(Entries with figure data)
* start *

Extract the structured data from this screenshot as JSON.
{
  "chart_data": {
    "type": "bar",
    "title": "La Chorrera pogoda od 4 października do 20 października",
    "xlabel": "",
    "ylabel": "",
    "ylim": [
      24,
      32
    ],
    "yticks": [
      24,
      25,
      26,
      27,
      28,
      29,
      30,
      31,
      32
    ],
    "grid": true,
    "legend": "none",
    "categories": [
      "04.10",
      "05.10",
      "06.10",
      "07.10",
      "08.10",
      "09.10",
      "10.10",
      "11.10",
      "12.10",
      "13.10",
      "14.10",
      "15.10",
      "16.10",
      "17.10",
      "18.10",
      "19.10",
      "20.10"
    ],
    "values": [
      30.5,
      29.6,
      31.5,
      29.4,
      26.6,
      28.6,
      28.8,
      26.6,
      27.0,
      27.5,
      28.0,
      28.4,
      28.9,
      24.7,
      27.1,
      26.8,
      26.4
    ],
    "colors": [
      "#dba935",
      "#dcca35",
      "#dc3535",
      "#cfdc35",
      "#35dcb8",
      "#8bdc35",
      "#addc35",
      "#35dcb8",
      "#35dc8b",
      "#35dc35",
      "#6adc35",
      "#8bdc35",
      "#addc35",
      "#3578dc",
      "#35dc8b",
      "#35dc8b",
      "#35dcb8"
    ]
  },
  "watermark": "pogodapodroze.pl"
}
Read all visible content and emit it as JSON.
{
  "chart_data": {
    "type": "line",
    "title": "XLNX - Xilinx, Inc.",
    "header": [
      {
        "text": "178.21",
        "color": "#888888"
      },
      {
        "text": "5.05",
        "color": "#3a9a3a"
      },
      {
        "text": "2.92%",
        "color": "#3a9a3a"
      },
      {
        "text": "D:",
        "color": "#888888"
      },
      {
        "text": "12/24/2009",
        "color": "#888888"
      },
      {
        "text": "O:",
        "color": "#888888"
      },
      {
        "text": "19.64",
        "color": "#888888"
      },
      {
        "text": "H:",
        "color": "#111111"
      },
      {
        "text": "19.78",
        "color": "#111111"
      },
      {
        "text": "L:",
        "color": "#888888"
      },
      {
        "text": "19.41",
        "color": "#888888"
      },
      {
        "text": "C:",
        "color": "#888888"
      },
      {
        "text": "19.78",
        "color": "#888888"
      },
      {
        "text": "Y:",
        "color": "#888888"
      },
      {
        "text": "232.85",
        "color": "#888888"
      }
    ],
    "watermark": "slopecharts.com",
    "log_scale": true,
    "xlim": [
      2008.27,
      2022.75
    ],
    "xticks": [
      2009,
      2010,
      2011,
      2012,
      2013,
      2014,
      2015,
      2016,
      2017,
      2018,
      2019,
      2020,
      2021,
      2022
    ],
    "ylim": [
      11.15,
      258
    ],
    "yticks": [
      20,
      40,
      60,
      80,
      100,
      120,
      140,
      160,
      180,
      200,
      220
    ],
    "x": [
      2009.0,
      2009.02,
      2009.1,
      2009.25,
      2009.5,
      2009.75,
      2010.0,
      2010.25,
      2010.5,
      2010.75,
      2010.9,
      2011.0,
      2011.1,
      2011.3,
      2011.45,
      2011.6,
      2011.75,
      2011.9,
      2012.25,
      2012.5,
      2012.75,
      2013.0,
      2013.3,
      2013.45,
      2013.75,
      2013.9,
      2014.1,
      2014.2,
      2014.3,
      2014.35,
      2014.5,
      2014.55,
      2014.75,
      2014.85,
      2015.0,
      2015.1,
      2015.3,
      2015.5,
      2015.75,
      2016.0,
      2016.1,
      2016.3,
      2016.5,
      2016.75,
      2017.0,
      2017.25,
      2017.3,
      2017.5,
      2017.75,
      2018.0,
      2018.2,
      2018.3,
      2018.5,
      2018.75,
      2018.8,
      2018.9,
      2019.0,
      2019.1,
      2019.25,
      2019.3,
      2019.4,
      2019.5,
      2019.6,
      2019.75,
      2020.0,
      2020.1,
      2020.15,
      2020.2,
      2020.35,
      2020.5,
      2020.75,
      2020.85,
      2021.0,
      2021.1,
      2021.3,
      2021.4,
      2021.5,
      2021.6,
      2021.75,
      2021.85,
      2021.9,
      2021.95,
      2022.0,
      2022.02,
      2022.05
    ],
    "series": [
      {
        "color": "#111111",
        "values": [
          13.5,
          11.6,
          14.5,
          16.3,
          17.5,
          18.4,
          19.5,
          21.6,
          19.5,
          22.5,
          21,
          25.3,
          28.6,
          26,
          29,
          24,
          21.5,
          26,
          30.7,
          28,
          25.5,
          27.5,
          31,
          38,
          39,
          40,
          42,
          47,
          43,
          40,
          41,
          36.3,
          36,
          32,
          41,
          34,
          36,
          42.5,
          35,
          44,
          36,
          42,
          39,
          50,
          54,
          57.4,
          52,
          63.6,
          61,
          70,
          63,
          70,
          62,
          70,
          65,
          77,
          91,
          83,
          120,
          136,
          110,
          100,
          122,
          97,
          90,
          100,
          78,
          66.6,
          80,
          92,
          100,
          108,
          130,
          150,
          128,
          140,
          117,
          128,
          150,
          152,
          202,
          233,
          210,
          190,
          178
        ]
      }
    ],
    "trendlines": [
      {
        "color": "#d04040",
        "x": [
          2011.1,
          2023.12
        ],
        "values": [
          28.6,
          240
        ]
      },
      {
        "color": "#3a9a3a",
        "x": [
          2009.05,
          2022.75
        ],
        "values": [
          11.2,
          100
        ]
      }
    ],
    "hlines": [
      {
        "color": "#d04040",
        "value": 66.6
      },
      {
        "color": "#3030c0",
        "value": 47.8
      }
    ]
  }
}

* end *

# Stated problem:
Output the listing above exactly as it appears.

# Result of this task:
Extract the structured data from this screenshot as JSON.
{
  "chart_data": {
    "type": "bar",
    "title": "La Chorrera pogoda od 4 października do 20 października",
    "xlabel": "",
    "ylabel": "",
    "ylim": [
      24,
      32
    ],
    "yticks": [
      24,
      25,
      26,
      27,
      28,
      29,
      30,
      31,
      32
    ],
    "grid": true,
    "legend": "none",
    "categories": [
      "04.10",
      "05.10",
      "06.10",
      "07.10",
      "08.10",
      "09.10",
      "10.10",
      "11.10",
      "12.10",
      "13.10",
      "14.10",
      "15.10",
      "16.10",
      "17.10",
      "18.10",
      "19.10",
      "20.10"
    ],
    "values": [
      30.5,
      29.6,
      31.5,
      29.4,
      26.6,
      28.6,
      28.8,
      26.6,
      27.0,
      27.5,
      28.0,
      28.4,
      28.9,
      24.7,
      27.1,
      26.8,
      26.4
    ],
    "colors": [
      "#dba935",
      "#dcca35",
      "#dc3535",
      "#cfdc35",
      "#35dcb8",
      "#8bdc35",
      "#addc35",
      "#35dcb8",
      "#35dc8b",
      "#35dc35",
      "#6adc35",
      "#8bdc35",
      "#addc35",
      "#3578dc",
      "#35dc8b",
      "#35dc8b",
      "#35dcb8"
    ]
  },
  "watermark": "pogodapodroze.pl"
}
Read all visible content and emit it as JSON.
{
  "chart_data": {
    "type": "line",
    "title": "XLNX - Xilinx, Inc.",
    "header": [
      {
        "text": "178.21",
        "color": "#888888"
      },
      {
        "text": "5.05",
        "color": "#3a9a3a"
      },
      {
        "text": "2.92%",
        "color": "#3a9a3a"
      },
      {
        "text": "D:",
        "color": "#888888"
      },
      {
        "text": "12/24/2009",
        "color": "#888888"
      },
      {
        "text": "O:",
        "color": "#888888"
      },
      {
        "text": "19.64",
        "color": "#888888"
      },
      {
        "text": "H:",
        "color": "#111111"
      },
      {
        "text": "19.78",
        "color": "#111111"
      },
      {
        "text": "L:",
        "color": "#888888"
      },
      {
        "text": "19.41",
        "color": "#888888"
      },
      {
        "text": "C:",
        "color": "#888888"
      },
      {
        "text": "19.78",
        "color": "#888888"
      },
      {
        "text": "Y:",
        "color": "#888888"
      },
      {
        "text": "232.85",
        "color": "#888888"
      }
    ],
    "watermark": "slopecharts.com",
    "log_scale": true,
    "xlim": [
      2008.27,
      2022.75
    ],
    "xticks": [
      2009,
      2010,
      2011,
      2012,
      2013,
      2014,
      2015,
      2016,
      2017,
      2018,
      2019,
      2020,
      2021,
      2022
    ],
    "ylim": [
      11.15,
      258
    ],
    "yticks": [
      20,
      40,
      60,
      80,
      100,
      120,
      140,
      160,
      180,
      200,
      220
    ],
    "x": [
      2009.0,
      2009.02,
      2009.1,
      2009.25,
      2009.5,
      2009.75,
      2010.0,
      2010.25,
      2010.5,
      2010.75,
      2010.9,
      2011.0,
      2011.1,
      2011.3,
      2011.45,
      2011.6,
      2011.75,
      2011.9,
      2012.25,
      2012.5,
      2012.75,
      2013.0,
      2013.3,
      2013.45,
      2013.75,
      2013.9,
      2014.1,
      2014.2,
      2014.3,
      2014.35,
      2014.5,
      2014.55,
      2014.75,
      2014.85,
      2015.0,
      2015.1,
      2015.3,
      2015.5,
      2015.75,
      2016.0,
      2016.1,
      2016.3,
      2016.5,
      2016.75,
      2017.0,
      2017.25,
      2017.3,
      2017.5,
      2017.75,
      2018.0,
      2018.2,
      2018.3,
      2018.5,
      2018.75,
      2018.8,
      2018.9,
      2019.0,
      2019.1,
      2019.25,
      2019.3,
      2019.4,
      2019.5,
      2019.6,
      2019.75,
      2020.0,
      2020.1,
      2020.15,
      2020.2,
      2020.35,
      2020.5,
      2020.75,
      2020.85,
      2021.0,
      2021.1,
      2021.3,
      2021.4,
      2021.5,
      2021.6,
      2021.75,
      2021.85,
      2021.9,
      2021.95,
      2022.0,
      2022.02,
      2022.05
    ],
    "series": [
      {
        "color": "#111111",
        "values": [
          13.5,
          11.6,
          14.5,
          16.3,
          17.5,
          18.4,
          19.5,
          21.6,
          19.5,
          22.5,
          21,
          25.3,
          28.6,
          26,
          29,
          24,
          21.5,
          26,
          30.7,
          28,
          25.5,
          27.5,
          31,
          38,
          39,
          40,
          42,
          47,
          43,
          40,
          41,
          36.3,
          36,
          32,
          41,
          34,
          36,
          42.5,
          35,
          44,
          36,
          42,
          39,
          50,
          54,
          57.4,
          52,
          63.6,
          61,
          70,
          63,
          70,
          62,
          70,
          65,
          77,
          91,
          83,
          120,
          136,
          110,
          100,
          122,
          97,
          90,
          100,
          78,
          66.6,
          80,
          92,
          100,
          108,
          130,
          150,
          128,
          140,
          117,
          128,
          150,
          152,
          202,
          233,
          210,
          190,
          178
        ]
      }
    ],
    "trendlines": [
      {
        "color": "#d04040",
        "x": [
          2011.1,
          2023.12
        ],
        "values": [
          28.6,
          240
        ]
      },
      {
        "color": "#3a9a3a",
        "x": [
          2009.05,
          2022.75
        ],
        "values": [
          11.2,
          100
        ]
      }
    ],
    "hlines": [
      {
        "color": "#d04040",
        "value": 66.6
      },
      {
        "color": "#3030c0",
        "value": 47.8
      }
    ]
  }
}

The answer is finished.